Instructions for the task
Retype every entry exactly, character for character.

Exercise input
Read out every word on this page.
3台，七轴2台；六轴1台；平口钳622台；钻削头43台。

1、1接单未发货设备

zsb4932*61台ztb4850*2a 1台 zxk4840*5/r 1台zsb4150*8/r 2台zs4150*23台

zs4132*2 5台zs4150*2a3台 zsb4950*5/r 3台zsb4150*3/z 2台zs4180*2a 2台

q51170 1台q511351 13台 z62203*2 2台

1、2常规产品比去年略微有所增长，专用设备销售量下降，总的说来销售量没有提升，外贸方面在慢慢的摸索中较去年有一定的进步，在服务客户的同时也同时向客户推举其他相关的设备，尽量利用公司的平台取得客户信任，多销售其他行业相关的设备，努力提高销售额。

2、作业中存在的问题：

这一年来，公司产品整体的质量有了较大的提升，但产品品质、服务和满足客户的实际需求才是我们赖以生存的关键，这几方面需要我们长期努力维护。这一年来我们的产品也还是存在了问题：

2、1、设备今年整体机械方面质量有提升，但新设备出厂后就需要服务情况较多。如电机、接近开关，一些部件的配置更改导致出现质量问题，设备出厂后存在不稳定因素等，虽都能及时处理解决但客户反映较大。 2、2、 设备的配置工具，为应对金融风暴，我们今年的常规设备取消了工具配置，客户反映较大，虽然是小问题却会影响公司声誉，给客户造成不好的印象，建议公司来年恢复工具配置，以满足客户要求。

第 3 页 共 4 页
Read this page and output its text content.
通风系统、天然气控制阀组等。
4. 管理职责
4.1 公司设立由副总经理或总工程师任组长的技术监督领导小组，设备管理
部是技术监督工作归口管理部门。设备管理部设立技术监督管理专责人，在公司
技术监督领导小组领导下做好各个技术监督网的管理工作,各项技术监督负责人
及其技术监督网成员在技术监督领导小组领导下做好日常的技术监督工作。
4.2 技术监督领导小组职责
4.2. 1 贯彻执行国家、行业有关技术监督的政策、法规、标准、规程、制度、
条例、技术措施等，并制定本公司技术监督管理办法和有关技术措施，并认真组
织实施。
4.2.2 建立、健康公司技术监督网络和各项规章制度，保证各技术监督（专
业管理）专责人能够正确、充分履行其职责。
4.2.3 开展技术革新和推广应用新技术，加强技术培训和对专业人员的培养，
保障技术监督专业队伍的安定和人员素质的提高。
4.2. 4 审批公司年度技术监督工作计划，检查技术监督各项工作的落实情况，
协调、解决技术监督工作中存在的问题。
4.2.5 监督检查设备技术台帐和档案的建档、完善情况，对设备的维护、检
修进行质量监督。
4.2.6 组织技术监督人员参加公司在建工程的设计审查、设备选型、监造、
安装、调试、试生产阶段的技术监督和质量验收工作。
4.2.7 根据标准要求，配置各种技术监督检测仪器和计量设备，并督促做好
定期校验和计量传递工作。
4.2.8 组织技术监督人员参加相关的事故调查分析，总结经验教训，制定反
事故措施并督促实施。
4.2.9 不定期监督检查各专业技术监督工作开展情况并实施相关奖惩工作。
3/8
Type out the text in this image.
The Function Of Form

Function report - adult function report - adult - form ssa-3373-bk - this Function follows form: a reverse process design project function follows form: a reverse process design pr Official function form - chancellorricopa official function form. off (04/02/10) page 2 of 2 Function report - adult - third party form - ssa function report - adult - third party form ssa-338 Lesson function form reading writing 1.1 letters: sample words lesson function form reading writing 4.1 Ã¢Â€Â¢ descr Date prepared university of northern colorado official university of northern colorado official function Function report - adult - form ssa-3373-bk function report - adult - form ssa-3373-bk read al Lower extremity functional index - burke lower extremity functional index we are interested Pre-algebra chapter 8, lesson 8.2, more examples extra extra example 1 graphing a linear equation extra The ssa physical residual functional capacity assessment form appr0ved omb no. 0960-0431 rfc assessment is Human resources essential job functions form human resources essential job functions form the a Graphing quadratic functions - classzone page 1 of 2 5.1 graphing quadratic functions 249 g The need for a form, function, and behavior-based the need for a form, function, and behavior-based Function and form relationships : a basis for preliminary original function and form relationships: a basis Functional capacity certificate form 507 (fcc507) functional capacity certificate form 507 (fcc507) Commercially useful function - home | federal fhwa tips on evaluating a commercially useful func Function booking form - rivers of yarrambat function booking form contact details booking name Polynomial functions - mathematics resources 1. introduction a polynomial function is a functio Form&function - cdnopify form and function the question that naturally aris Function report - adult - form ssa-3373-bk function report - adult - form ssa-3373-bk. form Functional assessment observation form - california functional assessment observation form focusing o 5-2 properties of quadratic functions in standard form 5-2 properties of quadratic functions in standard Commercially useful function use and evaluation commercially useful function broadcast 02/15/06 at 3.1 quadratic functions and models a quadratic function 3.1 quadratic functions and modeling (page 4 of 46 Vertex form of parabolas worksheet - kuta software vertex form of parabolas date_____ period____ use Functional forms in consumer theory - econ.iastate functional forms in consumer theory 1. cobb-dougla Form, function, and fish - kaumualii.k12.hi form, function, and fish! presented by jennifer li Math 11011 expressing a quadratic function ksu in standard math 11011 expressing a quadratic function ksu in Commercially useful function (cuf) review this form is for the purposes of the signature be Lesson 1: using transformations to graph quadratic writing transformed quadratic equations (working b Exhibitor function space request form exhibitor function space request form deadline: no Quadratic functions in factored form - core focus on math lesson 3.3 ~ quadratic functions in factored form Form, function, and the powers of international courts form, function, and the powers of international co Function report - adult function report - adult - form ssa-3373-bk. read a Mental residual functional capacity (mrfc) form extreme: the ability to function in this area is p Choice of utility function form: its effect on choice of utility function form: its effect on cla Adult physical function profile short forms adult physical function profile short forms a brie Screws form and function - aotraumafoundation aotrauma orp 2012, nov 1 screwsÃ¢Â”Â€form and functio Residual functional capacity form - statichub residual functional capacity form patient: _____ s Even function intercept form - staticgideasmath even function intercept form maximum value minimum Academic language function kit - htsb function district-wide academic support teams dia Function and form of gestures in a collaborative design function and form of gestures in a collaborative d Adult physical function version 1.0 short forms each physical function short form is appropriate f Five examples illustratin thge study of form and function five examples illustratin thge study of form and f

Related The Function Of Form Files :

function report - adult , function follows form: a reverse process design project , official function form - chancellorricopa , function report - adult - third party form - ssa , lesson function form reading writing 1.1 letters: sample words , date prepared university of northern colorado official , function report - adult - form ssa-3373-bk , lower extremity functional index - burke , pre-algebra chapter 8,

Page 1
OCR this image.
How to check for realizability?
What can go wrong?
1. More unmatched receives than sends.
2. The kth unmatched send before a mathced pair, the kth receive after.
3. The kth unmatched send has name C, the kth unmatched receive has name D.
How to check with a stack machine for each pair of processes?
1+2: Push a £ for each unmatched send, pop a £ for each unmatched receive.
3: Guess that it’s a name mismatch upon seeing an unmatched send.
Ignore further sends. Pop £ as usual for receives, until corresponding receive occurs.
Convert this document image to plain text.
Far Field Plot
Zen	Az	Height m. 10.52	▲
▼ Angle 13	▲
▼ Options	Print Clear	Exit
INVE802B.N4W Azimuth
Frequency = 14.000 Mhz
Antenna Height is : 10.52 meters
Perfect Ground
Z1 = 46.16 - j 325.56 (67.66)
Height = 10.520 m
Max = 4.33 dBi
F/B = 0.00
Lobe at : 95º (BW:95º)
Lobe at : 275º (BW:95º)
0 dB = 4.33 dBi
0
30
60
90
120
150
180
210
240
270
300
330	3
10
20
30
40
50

Problem solution
Read out every word on this page.
3台，七轴2台；六轴1台；平口钳622台；钻削头43台。

1、1接单未发货设备

zsb4932*61台ztb4850*2a 1台 zxk4840*5/r 1台zsb4150*8/r 2台zs4150*23台

zs4132*2 5台zs4150*2a3台 zsb4950*5/r 3台zsb4150*3/z 2台zs4180*2a 2台

q51170 1台q511351 13台 z62203*2 2台

1、2常规产品比去年略微有所增长，专用设备销售量下降，总的说来销售量没有提升，外贸方面在慢慢的摸索中较去年有一定的进步，在服务客户的同时也同时向客户推举其他相关的设备，尽量利用公司的平台取得客户信任，多销售其他行业相关的设备，努力提高销售额。

2、作业中存在的问题：

这一年来，公司产品整体的质量有了较大的提升，但产品品质、服务和满足客户的实际需求才是我们赖以生存的关键，这几方面需要我们长期努力维护。这一年来我们的产品也还是存在了问题：

2、1、设备今年整体机械方面质量有提升，但新设备出厂后就需要服务情况较多。如电机、接近开关，一些部件的配置更改导致出现质量问题，设备出厂后存在不稳定因素等，虽都能及时处理解决但客户反映较大。 2、2、 设备的配置工具，为应对金融风暴，我们今年的常规设备取消了工具配置，客户反映较大，虽然是小问题却会影响公司声誉，给客户造成不好的印象，建议公司来年恢复工具配置，以满足客户要求。

第 3 页 共 4 页
Read this page and output its text content.
通风系统、天然气控制阀组等。
4. 管理职责
4.1 公司设立由副总经理或总工程师任组长的技术监督领导小组，设备管理
部是技术监督工作归口管理部门。设备管理部设立技术监督管理专责人，在公司
技术监督领导小组领导下做好各个技术监督网的管理工作,各项技术监督负责人
及其技术监督网成员在技术监督领导小组领导下做好日常的技术监督工作。
4.2 技术监督领导小组职责
4.2. 1 贯彻执行国家、行业有关技术监督的政策、法规、标准、规程、制度、
条例、技术措施等，并制定本公司技术监督管理办法和有关技术措施，并认真组
织实施。
4.2.2 建立、健康公司技术监督网络和各项规章制度，保证各技术监督（专
业管理）专责人能够正确、充分履行其职责。
4.2.3 开展技术革新和推广应用新技术，加强技术培训和对专业人员的培养，
保障技术监督专业队伍的安定和人员素质的提高。
4.2. 4 审批公司年度技术监督工作计划，检查技术监督各项工作的落实情况，
协调、解决技术监督工作中存在的问题。
4.2.5 监督检查设备技术台帐和档案的建档、完善情况，对设备的维护、检
修进行质量监督。
4.2.6 组织技术监督人员参加公司在建工程的设计审查、设备选型、监造、
安装、调试、试生产阶段的技术监督和质量验收工作。
4.2.7 根据标准要求，配置各种技术监督检测仪器和计量设备，并督促做好
定期校验和计量传递工作。
4.2.8 组织技术监督人员参加相关的事故调查分析，总结经验教训，制定反
事故措施并督促实施。
4.2.9 不定期监督检查各专业技术监督工作开展情况并实施相关奖惩工作。
3/8
Type out the text in this image.
The Function Of Form

Function report - adult function report - adult - form ssa-3373-bk - this Function follows form: a reverse process design project function follows form: a reverse process design pr Official function form - chancellorricopa official function form. off (04/02/10) page 2 of 2 Function report - adult - third party form - ssa function report - adult - third party form ssa-338 Lesson function form reading writing 1.1 letters: sample words lesson function form reading writing 4.1 Ã¢Â€Â¢ descr Date prepared university of northern colorado official university of northern colorado official function Function report - adult - form ssa-3373-bk function report - adult - form ssa-3373-bk read al Lower extremity functional index - burke lower extremity functional index we are interested Pre-algebra chapter 8, lesson 8.2, more examples extra extra example 1 graphing a linear equation extra The ssa physical residual functional capacity assessment form appr0ved omb no. 0960-0431 rfc assessment is Human resources essential job functions form human resources essential job functions form the a Graphing quadratic functions - classzone page 1 of 2 5.1 graphing quadratic functions 249 g The need for a form, function, and behavior-based the need for a form, function, and behavior-based Function and form relationships : a basis for preliminary original function and form relationships: a basis Functional capacity certificate form 507 (fcc507) functional capacity certificate form 507 (fcc507) Commercially useful function - home | federal fhwa tips on evaluating a commercially useful func Function booking form - rivers of yarrambat function booking form contact details booking name Polynomial functions - mathematics resources 1. introduction a polynomial function is a functio Form&function - cdnopify form and function the question that naturally aris Function report - adult - form ssa-3373-bk function report - adult - form ssa-3373-bk. form Functional assessment observation form - california functional assessment observation form focusing o 5-2 properties of quadratic functions in standard form 5-2 properties of quadratic functions in standard Commercially useful function use and evaluation commercially useful function broadcast 02/15/06 at 3.1 quadratic functions and models a quadratic function 3.1 quadratic functions and modeling (page 4 of 46 Vertex form of parabolas worksheet - kuta software vertex form of parabolas date_____ period____ use Functional forms in consumer theory - econ.iastate functional forms in consumer theory 1. cobb-dougla Form, function, and fish - kaumualii.k12.hi form, function, and fish! presented by jennifer li Math 11011 expressing a quadratic function ksu in standard math 11011 expressing a quadratic function ksu in Commercially useful function (cuf) review this form is for the purposes of the signature be Lesson 1: using transformations to graph quadratic writing transformed quadratic equations (working b Exhibitor function space request form exhibitor function space request form deadline: no Quadratic functions in factored form - core focus on math lesson 3.3 ~ quadratic functions in factored form Form, function, and the powers of international courts form, function, and the powers of international co Function report - adult function report - adult - form ssa-3373-bk. read a Mental residual functional capacity (mrfc) form extreme: the ability to function in this area is p Choice of utility function form: its effect on choice of utility function form: its effect on cla Adult physical function profile short forms adult physical function profile short forms a brie Screws form and function - aotraumafoundation aotrauma orp 2012, nov 1 screwsÃ¢Â”Â€form and functio Residual functional capacity form - statichub residual functional capacity form patient: _____ s Even function intercept form - staticgideasmath even function intercept form maximum value minimum Academic language function kit - htsb function district-wide academic support teams dia Function and form of gestures in a collaborative design function and form of gestures in a collaborative d Adult physical function version 1.0 short forms each physical function short form is appropriate f Five examples illustratin thge study of form and function five examples illustratin thge study of form and f

Related The Function Of Form Files :

function report - adult , function follows form: a reverse process design project , official function form - chancellorricopa , function report - adult - third party form - ssa , lesson function form reading writing 1.1 letters: sample words , date prepared university of northern colorado official , function report - adult - form ssa-3373-bk , lower extremity functional index - burke , pre-algebra chapter 8,

Page 1
OCR this image.
How to check for realizability?
What can go wrong?
1. More unmatched receives than sends.
2. The kth unmatched send before a mathced pair, the kth receive after.
3. The kth unmatched send has name C, the kth unmatched receive has name D.
How to check with a stack machine for each pair of processes?
1+2: Push a £ for each unmatched send, pop a £ for each unmatched receive.
3: Guess that it’s a name mismatch upon seeing an unmatched send.
Ignore further sends. Pop £ as usual for receives, until corresponding receive occurs.
Convert this document image to plain text.
Far Field Plot
Zen	Az	Height m. 10.52	▲
▼ Angle 13	▲
▼ Options	Print Clear	Exit
INVE802B.N4W Azimuth
Frequency = 14.000 Mhz
Antenna Height is : 10.52 meters
Perfect Ground
Z1 = 46.16 - j 325.56 (67.66)
Height = 10.520 m
Max = 4.33 dBi
F/B = 0.00
Lobe at : 95º (BW:95º)
Lobe at : 275º (BW:95º)
0 dB = 4.33 dBi
0
30
60
90
120
150
180
210
240
270
300
330	3
10
20
30
40
50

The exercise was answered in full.